● WHAT YOU SHOULD DO
Without altering anything, repeat each of the records.

● RECORDED INFORMATION
>> start
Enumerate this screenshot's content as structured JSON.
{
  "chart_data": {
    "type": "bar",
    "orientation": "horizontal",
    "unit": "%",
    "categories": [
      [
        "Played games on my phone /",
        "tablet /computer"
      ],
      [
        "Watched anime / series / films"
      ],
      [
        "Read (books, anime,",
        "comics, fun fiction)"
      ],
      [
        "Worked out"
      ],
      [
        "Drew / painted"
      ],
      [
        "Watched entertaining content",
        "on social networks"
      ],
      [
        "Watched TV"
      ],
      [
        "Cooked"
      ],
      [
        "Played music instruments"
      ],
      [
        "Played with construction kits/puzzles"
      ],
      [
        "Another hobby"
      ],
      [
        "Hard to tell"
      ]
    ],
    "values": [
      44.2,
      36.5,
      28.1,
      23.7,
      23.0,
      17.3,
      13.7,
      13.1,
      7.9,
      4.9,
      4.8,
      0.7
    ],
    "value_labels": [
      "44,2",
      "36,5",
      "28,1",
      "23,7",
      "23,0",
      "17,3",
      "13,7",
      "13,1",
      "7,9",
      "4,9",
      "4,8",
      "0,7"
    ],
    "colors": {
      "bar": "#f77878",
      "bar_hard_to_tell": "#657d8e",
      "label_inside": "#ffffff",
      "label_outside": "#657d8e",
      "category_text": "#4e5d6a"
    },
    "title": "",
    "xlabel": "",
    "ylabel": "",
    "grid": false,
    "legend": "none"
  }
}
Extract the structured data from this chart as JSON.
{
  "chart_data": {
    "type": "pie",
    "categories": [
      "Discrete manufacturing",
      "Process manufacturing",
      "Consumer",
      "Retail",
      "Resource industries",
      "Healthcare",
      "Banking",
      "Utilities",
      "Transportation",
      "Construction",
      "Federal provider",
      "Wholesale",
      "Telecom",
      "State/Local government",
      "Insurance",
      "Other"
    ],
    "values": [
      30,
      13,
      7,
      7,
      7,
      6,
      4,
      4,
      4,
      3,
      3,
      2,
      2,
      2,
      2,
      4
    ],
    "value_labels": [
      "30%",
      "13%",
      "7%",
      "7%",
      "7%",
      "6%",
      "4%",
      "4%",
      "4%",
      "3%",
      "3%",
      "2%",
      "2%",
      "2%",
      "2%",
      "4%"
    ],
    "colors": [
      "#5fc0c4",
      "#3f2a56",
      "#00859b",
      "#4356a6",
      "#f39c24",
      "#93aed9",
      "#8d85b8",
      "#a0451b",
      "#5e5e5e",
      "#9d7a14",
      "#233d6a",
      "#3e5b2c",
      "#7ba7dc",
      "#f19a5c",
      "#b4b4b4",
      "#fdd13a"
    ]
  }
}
>> end
● WRITTEN SOLUTION
Enumerate this screenshot's content as structured JSON.
{
  "chart_data": {
    "type": "bar",
    "orientation": "horizontal",
    "unit": "%",
    "categories": [
      [
        "Played games on my phone /",
        "tablet /computer"
      ],
      [
        "Watched anime / series / films"
      ],
      [
        "Read (books, anime,",
        "comics, fun fiction)"
      ],
      [
        "Worked out"
      ],
      [
        "Drew / painted"
      ],
      [
        "Watched entertaining content",
        "on social networks"
      ],
      [
        "Watched TV"
      ],
      [
        "Cooked"
      ],
      [
        "Played music instruments"
      ],
      [
        "Played with construction kits/puzzles"
      ],
      [
        "Another hobby"
      ],
      [
        "Hard to tell"
      ]
    ],
    "values": [
      44.2,
      36.5,
      28.1,
      23.7,
      23.0,
      17.3,
      13.7,
      13.1,
      7.9,
      4.9,
      4.8,
      0.7
    ],
    "value_labels": [
      "44,2",
      "36,5",
      "28,1",
      "23,7",
      "23,0",
      "17,3",
      "13,7",
      "13,1",
      "7,9",
      "4,9",
      "4,8",
      "0,7"
    ],
    "colors": {
      "bar": "#f77878",
      "bar_hard_to_tell": "#657d8e",
      "label_inside": "#ffffff",
      "label_outside": "#657d8e",
      "category_text": "#4e5d6a"
    },
    "title": "",
    "xlabel": "",
    "ylabel": "",
    "grid": false,
    "legend": "none"
  }
}
Extract the structured data from this chart as JSON.
{
  "chart_data": {
    "type": "pie",
    "categories": [
      "Discrete manufacturing",
      "Process manufacturing",
      "Consumer",
      "Retail",
      "Resource industries",
      "Healthcare",
      "Banking",
      "Utilities",
      "Transportation",
      "Construction",
      "Federal provider",
      "Wholesale",
      "Telecom",
      "State/Local government",
      "Insurance",
      "Other"
    ],
    "values": [
      30,
      13,
      7,
      7,
      7,
      6,
      4,
      4,
      4,
      3,
      3,
      2,
      2,
      2,
      2,
      4
    ],
    "value_labels": [
      "30%",
      "13%",
      "7%",
      "7%",
      "7%",
      "6%",
      "4%",
      "4%",
      "4%",
      "3%",
      "3%",
      "2%",
      "2%",
      "2%",
      "2%",
      "4%"
    ],
    "colors": [
      "#5fc0c4",
      "#3f2a56",
      "#00859b",
      "#4356a6",
      "#f39c24",
      "#93aed9",
      "#8d85b8",
      "#a0451b",
      "#5e5e5e",
      "#9d7a14",
      "#233d6a",
      "#3e5b2c",
      "#7ba7dc",
      "#f19a5c",
      "#b4b4b4",
      "#fdd13a"
    ]
  }
}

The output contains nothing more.